━━ Materials provided
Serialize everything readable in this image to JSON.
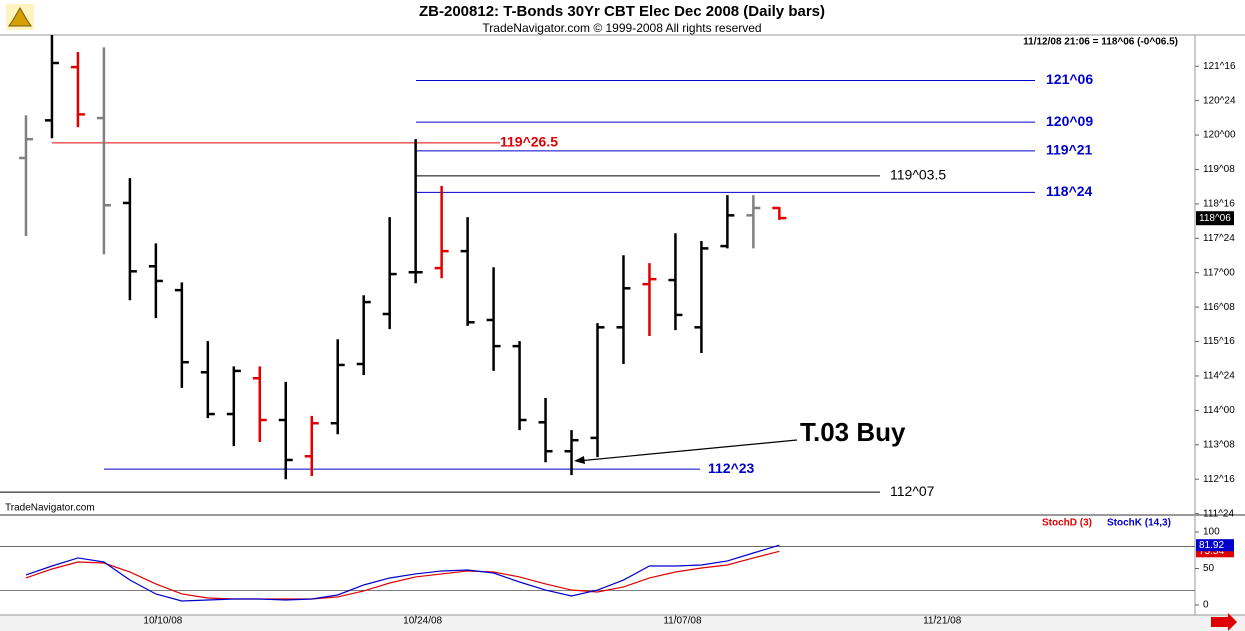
{
  "chart_data": [
    {
      "type": "ohlc",
      "title": "ZB-200812:  T-Bonds 30Yr CBT Elec Dec 2008  (Daily bars)",
      "subtitle": "TradeNavigator.com © 1999-2008 All rights reserved",
      "status": "11/12/08 21:06 = 118^06 (-0^06.5)",
      "watermark": "TradeNavigator.com",
      "annotation": "T.03 Buy",
      "xlim": [
        -1,
        45
      ],
      "xticks": [
        {
          "value": 5,
          "label": "10/10/08"
        },
        {
          "value": 15,
          "label": "10/24/08"
        },
        {
          "value": 25,
          "label": "11/07/08"
        },
        {
          "value": 35,
          "label": "11/21/08"
        }
      ],
      "ylim": [
        111.72,
        122.18
      ],
      "yticks": [
        {
          "value": 121.5,
          "label": "121^16"
        },
        {
          "value": 120.75,
          "label": "120^24"
        },
        {
          "value": 120,
          "label": "120^00"
        },
        {
          "value": 119.25,
          "label": "119^08"
        },
        {
          "value": 118.5,
          "label": "118^16"
        },
        {
          "value": 117.75,
          "label": "117^24"
        },
        {
          "value": 117,
          "label": "117^00"
        },
        {
          "value": 116.25,
          "label": "116^08"
        },
        {
          "value": 115.5,
          "label": "115^16"
        },
        {
          "value": 114.75,
          "label": "114^24"
        },
        {
          "value": 114,
          "label": "114^00"
        },
        {
          "value": 113.25,
          "label": "113^08"
        },
        {
          "value": 112.5,
          "label": "112^16"
        },
        {
          "value": 111.75,
          "label": "111^24"
        }
      ],
      "last_price": {
        "value": 118.1875,
        "label": "118^06"
      },
      "open": [
        119.5,
        120.32,
        121.48,
        120.37,
        118.52,
        117.14,
        116.62,
        114.83,
        113.92,
        114.7,
        113.79,
        113.0,
        113.72,
        115.01,
        116.1,
        117.01,
        117.1,
        117.47,
        115.97,
        115.4,
        113.74,
        113.11,
        113.4,
        115.81,
        116.75,
        116.84,
        115.81,
        117.58,
        118.25,
        118.41
      ],
      "high": [
        120.43,
        122.18,
        121.81,
        121.91,
        119.06,
        117.64,
        116.79,
        115.51,
        114.96,
        114.96,
        114.62,
        113.88,
        115.55,
        116.51,
        118.21,
        119.91,
        118.89,
        118.21,
        117.12,
        115.51,
        114.27,
        113.57,
        115.9,
        117.38,
        117.21,
        117.86,
        117.69,
        118.69,
        118.69,
        118.43
      ],
      "low": [
        117.8,
        119.93,
        120.17,
        117.4,
        116.4,
        116.01,
        114.49,
        113.83,
        113.22,
        113.31,
        112.5,
        112.57,
        113.48,
        114.77,
        115.77,
        116.77,
        116.88,
        115.84,
        114.86,
        113.57,
        112.87,
        112.59,
        112.98,
        115.01,
        115.62,
        115.75,
        115.25,
        117.53,
        117.53,
        118.15
      ],
      "close": [
        119.91,
        121.57,
        120.45,
        118.47,
        117.03,
        116.82,
        115.05,
        113.92,
        114.86,
        113.79,
        112.92,
        113.72,
        114.99,
        116.36,
        116.97,
        117.01,
        117.47,
        115.92,
        115.4,
        113.79,
        113.11,
        113.35,
        115.81,
        116.66,
        116.86,
        116.08,
        117.53,
        118.25,
        118.41,
        118.19
      ],
      "colors": [
        "#808080",
        "#000000",
        "#e00000",
        "#808080",
        "#000000",
        "#000000",
        "#000000",
        "#000000",
        "#000000",
        "#e00000",
        "#000000",
        "#e00000",
        "#000000",
        "#000000",
        "#000000",
        "#000000",
        "#e00000",
        "#000000",
        "#000000",
        "#000000",
        "#000000",
        "#000000",
        "#000000",
        "#000000",
        "#e00000",
        "#000000",
        "#000000",
        "#000000",
        "#808080",
        "#e00000"
      ],
      "levels": [
        {
          "value": 121.1875,
          "label": "121^06",
          "color": "#0000cc"
        },
        {
          "value": 120.28125,
          "label": "120^09",
          "color": "#0000cc"
        },
        {
          "value": 119.828125,
          "label": "119^26.5",
          "color": "#e00000"
        },
        {
          "value": 119.65625,
          "label": "119^21",
          "color": "#0000cc"
        },
        {
          "value": 119.109375,
          "label": "119^03.5",
          "color": "#000000"
        },
        {
          "value": 118.75,
          "label": "118^24",
          "color": "#0000cc"
        },
        {
          "value": 112.71875,
          "label": "112^23",
          "color": "#0000cc"
        },
        {
          "value": 112.21875,
          "label": "112^07",
          "color": "#000000"
        }
      ]
    },
    {
      "type": "line",
      "ylim": [
        -13.7,
        120.5
      ],
      "yticks": [
        0,
        50,
        100
      ],
      "ref_lines": [
        20,
        80
      ],
      "series": [
        {
          "name": "StochD (3)",
          "color": "#e00000",
          "values": [
            37.0,
            49.3,
            58.9,
            57.5,
            45.2,
            28.8,
            15.1,
            9.6,
            8.2,
            8.2,
            8.2,
            8.2,
            11.0,
            19.2,
            30.1,
            38.4,
            42.5,
            46.6,
            45.2,
            38.4,
            28.8,
            20.5,
            17.8,
            24.7,
            37.0,
            45.2,
            50.7,
            54.8,
            64.4,
            73.54
          ]
        },
        {
          "name": "StochK (14,3)",
          "color": "#0000cc",
          "values": [
            41.1,
            53.4,
            64.4,
            58.9,
            34.2,
            15.1,
            5.5,
            6.8,
            8.2,
            8.2,
            6.8,
            8.2,
            13.7,
            27.4,
            37.0,
            42.5,
            46.6,
            47.9,
            43.8,
            31.5,
            20.5,
            12.3,
            20.5,
            34.2,
            53.4,
            53.4,
            54.8,
            60.3,
            71.2,
            81.92
          ]
        }
      ]
    }
  ]
}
━━━━
> [Task] Exclude the pictures and repeat every other part of the records word for word.

> [Solution to the problem]
Serialize everything readable in this image to JSON.
{
  "chart_data": [
    {
      "type": "ohlc",
      "title": "ZB-200812:  T-Bonds 30Yr CBT Elec Dec 2008  (Daily bars)",
      "subtitle": "TradeNavigator.com © 1999-2008 All rights reserved",
      "status": "11/12/08 21:06 = 118^06 (-0^06.5)",
      "watermark": "TradeNavigator.com",
      "annotation": "T.03 Buy",
      "xlim": [
        -1,
        45
      ],
      "xticks": [
        {
          "value": 5,
          "label": "10/10/08"
        },
        {
          "value": 15,
          "label": "10/24/08"
        },
        {
          "value": 25,
          "label": "11/07/08"
        },
        {
          "value": 35,
          "label": "11/21/08"
        }
      ],
      "ylim": [
        111.72,
        122.18
      ],
      "yticks": [
        {
          "value": 121.5,
          "label": "121^16"
        },
        {
          "value": 120.75,
          "label": "120^24"
        },
        {
          "value": 120,
          "label": "120^00"
        },
        {
          "value": 119.25,
          "label": "119^08"
        },
        {
          "value": 118.5,
          "label": "118^16"
        },
        {
          "value": 117.75,
          "label": "117^24"
        },
        {
          "value": 117,
          "label": "117^00"
        },
        {
          "value": 116.25,
          "label": "116^08"
        },
        {
          "value": 115.5,
          "label": "115^16"
        },
        {
          "value": 114.75,
          "label": "114^24"
        },
        {
          "value": 114,
          "label": "114^00"
        },
        {
          "value": 113.25,
          "label": "113^08"
        },
        {
          "value": 112.5,
          "label": "112^16"
        },
        {
          "value": 111.75,
          "label": "111^24"
        }
      ],
      "last_price": {
        "value": 118.1875,
        "label": "118^06"
      },
      "open": [
        119.5,
        120.32,
        121.48,
        120.37,
        118.52,
        117.14,
        116.62,
        114.83,
        113.92,
        114.7,
        113.79,
        113.0,
        113.72,
        115.01,
        116.1,
        117.01,
        117.1,
        117.47,
        115.97,
        115.4,
        113.74,
        113.11,
        113.4,
        115.81,
        116.75,
        116.84,
        115.81,
        117.58,
        118.25,
        118.41
      ],
      "high": [
        120.43,
        122.18,
        121.81,
        121.91,
        119.06,
        117.64,
        116.79,
        115.51,
        114.96,
        114.96,
        114.62,
        113.88,
        115.55,
        116.51,
        118.21,
        119.91,
        118.89,
        118.21,
        117.12,
        115.51,
        114.27,
        113.57,
        115.9,
        117.38,
        117.21,
        117.86,
        117.69,
        118.69,
        118.69,
        118.43
      ],
      "low": [
        117.8,
        119.93,
        120.17,
        117.4,
        116.4,
        116.01,
        114.49,
        113.83,
        113.22,
        113.31,
        112.5,
        112.57,
        113.48,
        114.77,
        115.77,
        116.77,
        116.88,
        115.84,
        114.86,
        113.57,
        112.87,
        112.59,
        112.98,
        115.01,
        115.62,
        115.75,
        115.25,
        117.53,
        117.53,
        118.15
      ],
      "close": [
        119.91,
        121.57,
        120.45,
        118.47,
        117.03,
        116.82,
        115.05,
        113.92,
        114.86,
        113.79,
        112.92,
        113.72,
        114.99,
        116.36,
        116.97,
        117.01,
        117.47,
        115.92,
        115.4,
        113.79,
        113.11,
        113.35,
        115.81,
        116.66,
        116.86,
        116.08,
        117.53,
        118.25,
        118.41,
        118.19
      ],
      "colors": [
        "#808080",
        "#000000",
        "#e00000",
        "#808080",
        "#000000",
        "#000000",
        "#000000",
        "#000000",
        "#000000",
        "#e00000",
        "#000000",
        "#e00000",
        "#000000",
        "#000000",
        "#000000",
        "#000000",
        "#e00000",
        "#000000",
        "#000000",
        "#000000",
        "#000000",
        "#000000",
        "#000000",
        "#000000",
        "#e00000",
        "#000000",
        "#000000",
        "#000000",
        "#808080",
        "#e00000"
      ],
      "levels": [
        {
          "value": 121.1875,
          "label": "121^06",
          "color": "#0000cc"
        },
        {
          "value": 120.28125,
          "label": "120^09",
          "color": "#0000cc"
        },
        {
          "value": 119.828125,
          "label": "119^26.5",
          "color": "#e00000"
        },
        {
          "value": 119.65625,
          "label": "119^21",
          "color": "#0000cc"
        },
        {
          "value": 119.109375,
          "label": "119^03.5",
          "color": "#000000"
        },
        {
          "value": 118.75,
          "label": "118^24",
          "color": "#0000cc"
        },
        {
          "value": 112.71875,
          "label": "112^23",
          "color": "#0000cc"
        },
        {
          "value": 112.21875,
          "label": "112^07",
          "color": "#000000"
        }
      ]
    },
    {
      "type": "line",
      "ylim": [
        -13.7,
        120.5
      ],
      "yticks": [
        0,
        50,
        100
      ],
      "ref_lines": [
        20,
        80
      ],
      "series": [
        {
          "name": "StochD (3)",
          "color": "#e00000",
          "values": [
            37.0,
            49.3,
            58.9,
            57.5,
            45.2,
            28.8,
            15.1,
            9.6,
            8.2,
            8.2,
            8.2,
            8.2,
            11.0,
            19.2,
            30.1,
            38.4,
            42.5,
            46.6,
            45.2,
            38.4,
            28.8,
            20.5,
            17.8,
            24.7,
            37.0,
            45.2,
            50.7,
            54.8,
            64.4,
            73.54
          ]
        },
        {
          "name": "StochK (14,3)",
          "color": "#0000cc",
          "values": [
            41.1,
            53.4,
            64.4,
            58.9,
            34.2,
            15.1,
            5.5,
            6.8,
            8.2,
            8.2,
            6.8,
            8.2,
            13.7,
            27.4,
            37.0,
            42.5,
            46.6,
            47.9,
            43.8,
            31.5,
            20.5,
            12.3,
            20.5,
            34.2,
            53.4,
            53.4,
            54.8,
            60.3,
            71.2,
            81.92
          ]
        }
      ]
    }
  ]
}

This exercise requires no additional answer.